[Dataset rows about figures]
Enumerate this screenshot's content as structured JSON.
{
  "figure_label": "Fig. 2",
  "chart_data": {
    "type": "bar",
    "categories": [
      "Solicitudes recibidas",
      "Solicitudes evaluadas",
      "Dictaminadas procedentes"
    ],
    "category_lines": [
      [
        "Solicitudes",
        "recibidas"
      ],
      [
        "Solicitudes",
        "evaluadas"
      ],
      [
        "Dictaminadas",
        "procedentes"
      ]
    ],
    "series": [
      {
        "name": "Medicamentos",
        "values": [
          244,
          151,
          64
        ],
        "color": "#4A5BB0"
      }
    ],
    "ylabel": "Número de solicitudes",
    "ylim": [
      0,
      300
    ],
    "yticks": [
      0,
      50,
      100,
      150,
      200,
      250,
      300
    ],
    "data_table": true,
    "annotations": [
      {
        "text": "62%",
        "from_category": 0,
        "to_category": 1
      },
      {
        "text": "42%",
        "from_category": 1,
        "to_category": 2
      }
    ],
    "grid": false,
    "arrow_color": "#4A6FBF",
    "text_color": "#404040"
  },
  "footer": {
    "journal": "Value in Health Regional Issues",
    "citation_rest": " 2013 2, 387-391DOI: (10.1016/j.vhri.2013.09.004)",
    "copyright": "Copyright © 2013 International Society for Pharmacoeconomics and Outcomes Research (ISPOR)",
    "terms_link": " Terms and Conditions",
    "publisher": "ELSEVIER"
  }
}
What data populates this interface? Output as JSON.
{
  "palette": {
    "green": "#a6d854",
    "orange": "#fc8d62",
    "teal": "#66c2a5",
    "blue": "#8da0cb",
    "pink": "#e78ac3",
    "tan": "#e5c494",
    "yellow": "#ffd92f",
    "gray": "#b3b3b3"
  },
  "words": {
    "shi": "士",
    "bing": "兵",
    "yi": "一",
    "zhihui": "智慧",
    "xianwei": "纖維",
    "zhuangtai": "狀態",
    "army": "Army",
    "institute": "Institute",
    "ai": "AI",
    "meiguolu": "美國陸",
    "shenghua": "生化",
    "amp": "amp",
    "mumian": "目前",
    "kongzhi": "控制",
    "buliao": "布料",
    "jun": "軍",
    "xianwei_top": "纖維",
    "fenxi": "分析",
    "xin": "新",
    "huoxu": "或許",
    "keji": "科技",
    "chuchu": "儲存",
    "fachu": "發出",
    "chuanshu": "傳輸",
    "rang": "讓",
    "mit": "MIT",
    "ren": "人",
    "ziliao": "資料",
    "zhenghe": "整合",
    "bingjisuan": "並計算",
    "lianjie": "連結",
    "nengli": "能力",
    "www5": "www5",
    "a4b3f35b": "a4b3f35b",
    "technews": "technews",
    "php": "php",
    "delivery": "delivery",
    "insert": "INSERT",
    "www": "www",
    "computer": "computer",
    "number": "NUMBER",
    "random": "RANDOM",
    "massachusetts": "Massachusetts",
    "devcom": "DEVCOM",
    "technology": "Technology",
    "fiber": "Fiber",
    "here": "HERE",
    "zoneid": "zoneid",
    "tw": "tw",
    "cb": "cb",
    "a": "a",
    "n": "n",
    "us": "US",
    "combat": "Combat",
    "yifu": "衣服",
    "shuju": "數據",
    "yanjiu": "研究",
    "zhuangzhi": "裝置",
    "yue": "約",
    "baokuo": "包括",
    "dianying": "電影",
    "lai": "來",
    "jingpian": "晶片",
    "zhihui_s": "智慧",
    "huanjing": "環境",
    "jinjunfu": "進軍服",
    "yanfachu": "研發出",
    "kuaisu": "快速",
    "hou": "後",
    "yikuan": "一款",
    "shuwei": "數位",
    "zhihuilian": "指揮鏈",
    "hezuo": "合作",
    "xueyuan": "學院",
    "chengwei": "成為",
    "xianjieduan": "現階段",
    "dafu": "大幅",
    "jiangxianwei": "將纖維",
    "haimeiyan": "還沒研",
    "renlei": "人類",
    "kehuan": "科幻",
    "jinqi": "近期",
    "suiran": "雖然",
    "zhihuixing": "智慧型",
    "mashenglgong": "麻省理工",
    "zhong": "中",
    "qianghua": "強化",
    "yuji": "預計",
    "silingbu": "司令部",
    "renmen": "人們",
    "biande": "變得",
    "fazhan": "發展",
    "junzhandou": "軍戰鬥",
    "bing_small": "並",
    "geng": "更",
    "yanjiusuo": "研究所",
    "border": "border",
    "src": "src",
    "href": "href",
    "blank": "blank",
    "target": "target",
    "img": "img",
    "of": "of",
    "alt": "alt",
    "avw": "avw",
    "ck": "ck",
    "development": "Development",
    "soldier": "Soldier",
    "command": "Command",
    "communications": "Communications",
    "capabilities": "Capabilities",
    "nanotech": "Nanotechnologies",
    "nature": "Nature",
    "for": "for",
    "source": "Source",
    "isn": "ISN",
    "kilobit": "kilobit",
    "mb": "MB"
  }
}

▶ **Task requirements**
Identify all lines in the records above with the word "this".

▶ **The answer**
Enumerate this screenshot's content as structured JSON.
What data populates this interface? Output as JSON.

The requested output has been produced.